What you should do :: Copy the records below exactly, leaving out any pictures.

Items ::
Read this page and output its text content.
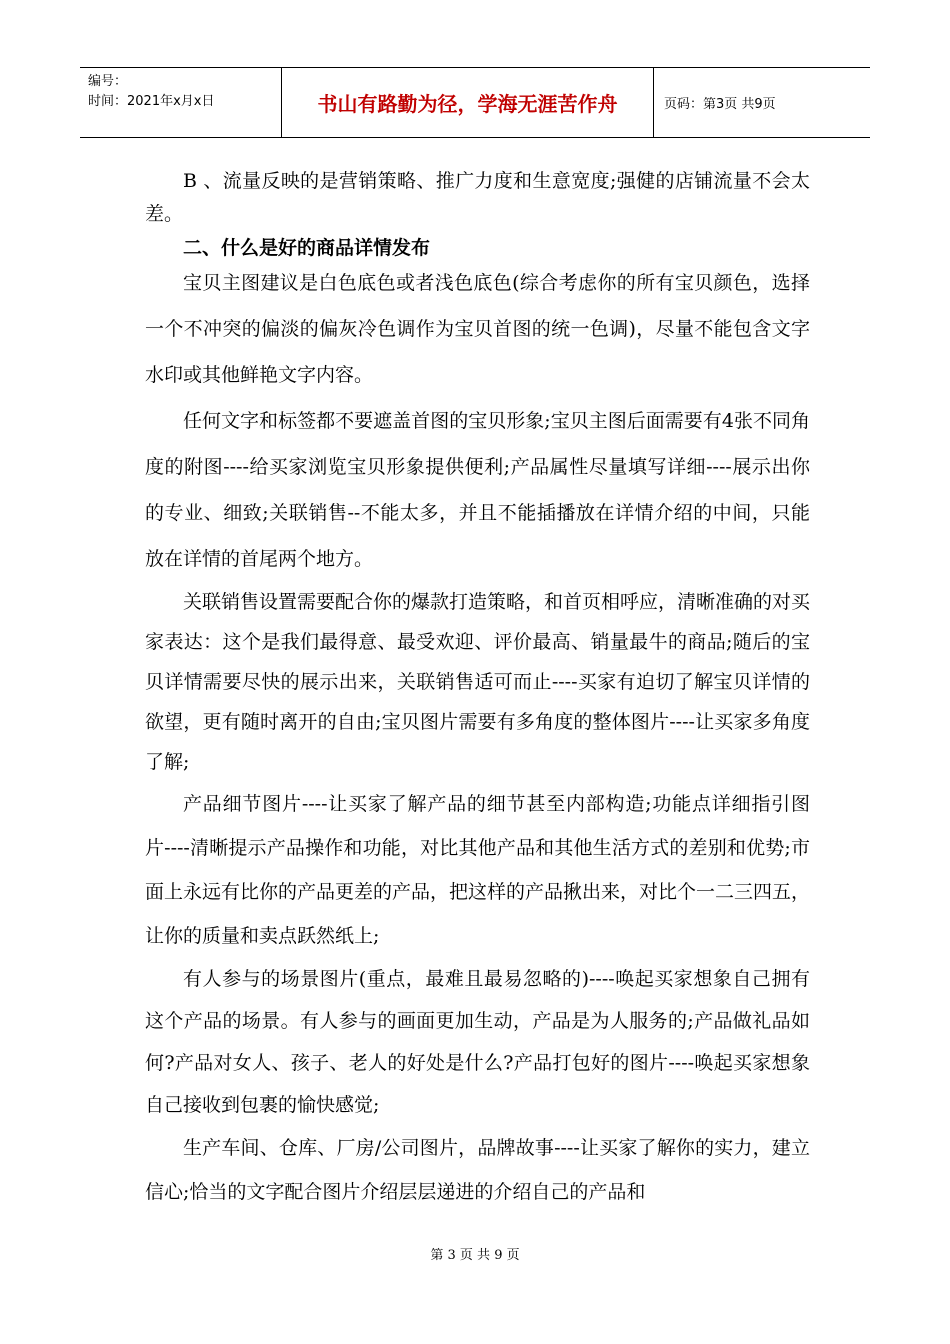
编号：
时间：2021年x月x日	书山有路勤为径，学海无涯苦作舟	页码：第3页 共9页

B 、流量反映的是营销策略、推广力度和生意宽度;强健的店铺流量不会太差。

二、什么是好的商品详情发布

宝贝主图建议是白色底色或者浅色底色(综合考虑你的所有宝贝颜色，选择一个不冲突的偏淡的偏灰冷色调作为宝贝首图的统一色调)，尽量不能包含文字水印或其他鲜艳文字内容。

任何文字和标签都不要遮盖首图的宝贝形象;宝贝主图后面需要有4张不同角度的附图----给买家浏览宝贝形象提供便利;产品属性尽量填写详细----展示出你的专业、细致;关联销售--不能太多，并且不能插播放在详情介绍的中间，只能放在详情的首尾两个地方。

关联销售设置需要配合你的爆款打造策略，和首页相呼应，清晰准确的对买家表达：这个是我们最得意、最受欢迎、评价最高、销量最牛的商品;随后的宝贝详情需要尽快的展示出来，关联销售适可而止----买家有迫切了解宝贝详情的欲望，更有随时离开的自由;宝贝图片需要有多角度的整体图片----让买家多角度了解;

产品细节图片----让买家了解产品的细节甚至内部构造;功能点详细指引图片----清晰提示产品操作和功能，对比其他产品和其他生活方式的差别和优势;市面上永远有比你的产品更差的产品，把这样的产品揪出来，对比个一二三四五，让你的质量和卖点跃然纸上;

有人参与的场景图片(重点，最难且最易忽略的)----唤起买家想象自己拥有这个产品的场景。有人参与的画面更加生动，产品是为人服务的;产品做礼品如何?产品对女人、孩子、老人的好处是什么?产品打包好的图片----唤起买家想象自己接收到包裹的愉快感觉;

生产车间、仓库、厂房/公司图片，品牌故事----让买家了解你的实力，建立信心;恰当的文字配合图片介绍层层递进的介绍自己的产品和

第 3 页 共 9 页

The completed task ::
Read this page and output its text content.
编号：
时间：2021年x月x日	书山有路勤为径，学海无涯苦作舟	页码：第3页 共9页

B 、流量反映的是营销策略、推广力度和生意宽度;强健的店铺流量不会太差。

二、什么是好的商品详情发布

宝贝主图建议是白色底色或者浅色底色(综合考虑你的所有宝贝颜色，选择一个不冲突的偏淡的偏灰冷色调作为宝贝首图的统一色调)，尽量不能包含文字水印或其他鲜艳文字内容。

任何文字和标签都不要遮盖首图的宝贝形象;宝贝主图后面需要有4张不同角度的附图----给买家浏览宝贝形象提供便利;产品属性尽量填写详细----展示出你的专业、细致;关联销售--不能太多，并且不能插播放在详情介绍的中间，只能放在详情的首尾两个地方。

关联销售设置需要配合你的爆款打造策略，和首页相呼应，清晰准确的对买家表达：这个是我们最得意、最受欢迎、评价最高、销量最牛的商品;随后的宝贝详情需要尽快的展示出来，关联销售适可而止----买家有迫切了解宝贝详情的欲望，更有随时离开的自由;宝贝图片需要有多角度的整体图片----让买家多角度了解;

产品细节图片----让买家了解产品的细节甚至内部构造;功能点详细指引图片----清晰提示产品操作和功能，对比其他产品和其他生活方式的差别和优势;市面上永远有比你的产品更差的产品，把这样的产品揪出来，对比个一二三四五，让你的质量和卖点跃然纸上;

有人参与的场景图片(重点，最难且最易忽略的)----唤起买家想象自己拥有这个产品的场景。有人参与的画面更加生动，产品是为人服务的;产品做礼品如何?产品对女人、孩子、老人的好处是什么?产品打包好的图片----唤起买家想象自己接收到包裹的愉快感觉;

生产车间、仓库、厂房/公司图片，品牌故事----让买家了解你的实力，建立信心;恰当的文字配合图片介绍层层递进的介绍自己的产品和

第 3 页 共 9 页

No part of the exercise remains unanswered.